Recorded data:
((
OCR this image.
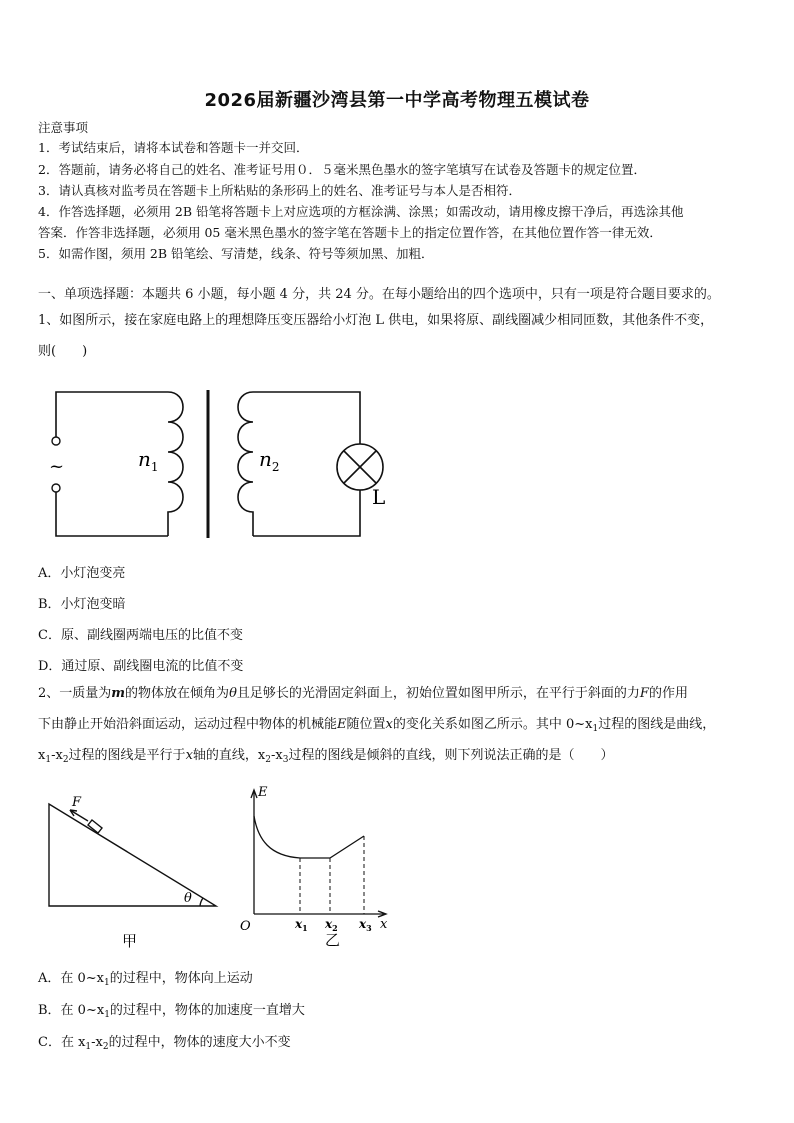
2026届新疆沙湾县第一中学高考物理五模试卷
注意事项
1．考试结束后，请将本试卷和答题卡一并交回．
2．答题前，请务必将自己的姓名、准考证号用０．５毫米黑色墨水的签字笔填写在试卷及答题卡的规定位置．
3．请认真核对监考员在答题卡上所粘贴的条形码上的姓名、准考证号与本人是否相符．
4．作答选择题，必须用 2B 铅笔将答题卡上对应选项的方框涂满、涂黑；如需改动，请用橡皮擦干净后，再选涂其他
答案．作答非选择题，必须用 05 毫米黑色墨水的签字笔在答题卡上的指定位置作答，在其他位置作答一律无效．
5．如需作图，须用 2B 铅笔绘、写清楚，线条、符号等须加黑、加粗．
一、单项选择题：本题共 6 小题，每小题 4 分，共 24 分。在每小题给出的四个选项中，只有一项是符合题目要求的。
1、如图所示，接在家庭电路上的理想降压变压器给小灯泡 L 供电，如果将原、副线圈减少相同匝数，其他条件不变，
则(　　)
~	$n_1$	$n_2$
L
A．小灯泡变亮
B．小灯泡变暗
C．原、副线圈两端电压的比值不变
D．通过原、副线圈电流的比值不变
2、一质量为m的物体放在倾角为θ且足够长的光滑固定斜面上，初始位置如图甲所示，在平行于斜面的力F的作用
下由静止开始沿斜面运动，运动过程中物体的机械能E随位置x的变化关系如图乙所示。其中 $0\sim x_1$过程的图线是曲线，
$x_1-x_2$过程的图线是平行于x轴的直线，$x_2-x_3$过程的图线是倾斜的直线，则下列说法正确的是（　　）
F
θ
甲
E
O	x
$x_1$ $x_2$ $x_3$
乙
A．在 $0\sim x_1$的过程中，物体向上运动
B．在 $0\sim x_1$的过程中，物体的加速度一直增大
C．在 $x_1-x_2$的过程中，物体的速度大小不变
))
:: PROBLEM TO WORK ON ::
Work out how many lines of the listing above include the word "的过程中". Report only the number.

:: FINAL ANSWER ::
3